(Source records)
<<<<

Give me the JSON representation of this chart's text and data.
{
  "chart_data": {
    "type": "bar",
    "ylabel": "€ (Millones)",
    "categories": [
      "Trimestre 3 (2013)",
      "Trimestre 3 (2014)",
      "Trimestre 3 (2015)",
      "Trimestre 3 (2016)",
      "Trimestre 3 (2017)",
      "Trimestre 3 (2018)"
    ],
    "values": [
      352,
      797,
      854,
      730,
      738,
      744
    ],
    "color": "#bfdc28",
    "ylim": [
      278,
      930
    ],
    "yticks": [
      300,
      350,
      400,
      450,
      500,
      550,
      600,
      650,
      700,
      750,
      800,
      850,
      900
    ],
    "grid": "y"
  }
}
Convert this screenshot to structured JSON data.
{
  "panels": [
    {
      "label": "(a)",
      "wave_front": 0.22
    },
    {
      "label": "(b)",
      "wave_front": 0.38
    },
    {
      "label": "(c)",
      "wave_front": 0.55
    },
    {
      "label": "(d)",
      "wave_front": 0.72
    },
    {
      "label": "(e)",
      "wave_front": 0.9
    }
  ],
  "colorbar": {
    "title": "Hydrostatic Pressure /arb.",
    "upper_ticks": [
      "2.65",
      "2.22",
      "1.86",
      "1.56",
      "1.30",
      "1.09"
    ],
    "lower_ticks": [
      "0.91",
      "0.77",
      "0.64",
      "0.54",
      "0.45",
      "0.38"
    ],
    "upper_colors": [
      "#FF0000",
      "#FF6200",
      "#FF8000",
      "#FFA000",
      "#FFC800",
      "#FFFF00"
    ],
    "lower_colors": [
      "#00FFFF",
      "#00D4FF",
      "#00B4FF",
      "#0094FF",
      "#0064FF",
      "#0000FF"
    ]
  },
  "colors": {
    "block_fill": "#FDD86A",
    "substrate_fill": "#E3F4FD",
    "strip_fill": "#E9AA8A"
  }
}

>>>>

## [Requirements]
Could you transcribe the records in full, exactly?

## [Expected answer]
Give me the JSON representation of this chart's text and data.
{
  "chart_data": {
    "type": "bar",
    "ylabel": "€ (Millones)",
    "categories": [
      "Trimestre 3 (2013)",
      "Trimestre 3 (2014)",
      "Trimestre 3 (2015)",
      "Trimestre 3 (2016)",
      "Trimestre 3 (2017)",
      "Trimestre 3 (2018)"
    ],
    "values": [
      352,
      797,
      854,
      730,
      738,
      744
    ],
    "color": "#bfdc28",
    "ylim": [
      278,
      930
    ],
    "yticks": [
      300,
      350,
      400,
      450,
      500,
      550,
      600,
      650,
      700,
      750,
      800,
      850,
      900
    ],
    "grid": "y"
  }
}
Convert this screenshot to structured JSON data.
{
  "panels": [
    {
      "label": "(a)",
      "wave_front": 0.22
    },
    {
      "label": "(b)",
      "wave_front": 0.38
    },
    {
      "label": "(c)",
      "wave_front": 0.55
    },
    {
      "label": "(d)",
      "wave_front": 0.72
    },
    {
      "label": "(e)",
      "wave_front": 0.9
    }
  ],
  "colorbar": {
    "title": "Hydrostatic Pressure /arb.",
    "upper_ticks": [
      "2.65",
      "2.22",
      "1.86",
      "1.56",
      "1.30",
      "1.09"
    ],
    "lower_ticks": [
      "0.91",
      "0.77",
      "0.64",
      "0.54",
      "0.45",
      "0.38"
    ],
    "upper_colors": [
      "#FF0000",
      "#FF6200",
      "#FF8000",
      "#FFA000",
      "#FFC800",
      "#FFFF00"
    ],
    "lower_colors": [
      "#00FFFF",
      "#00D4FF",
      "#00B4FF",
      "#0094FF",
      "#0064FF",
      "#0000FF"
    ]
  },
  "colors": {
    "block_fill": "#FDD86A",
    "substrate_fill": "#E3F4FD",
    "strip_fill": "#E9AA8A"
  }
}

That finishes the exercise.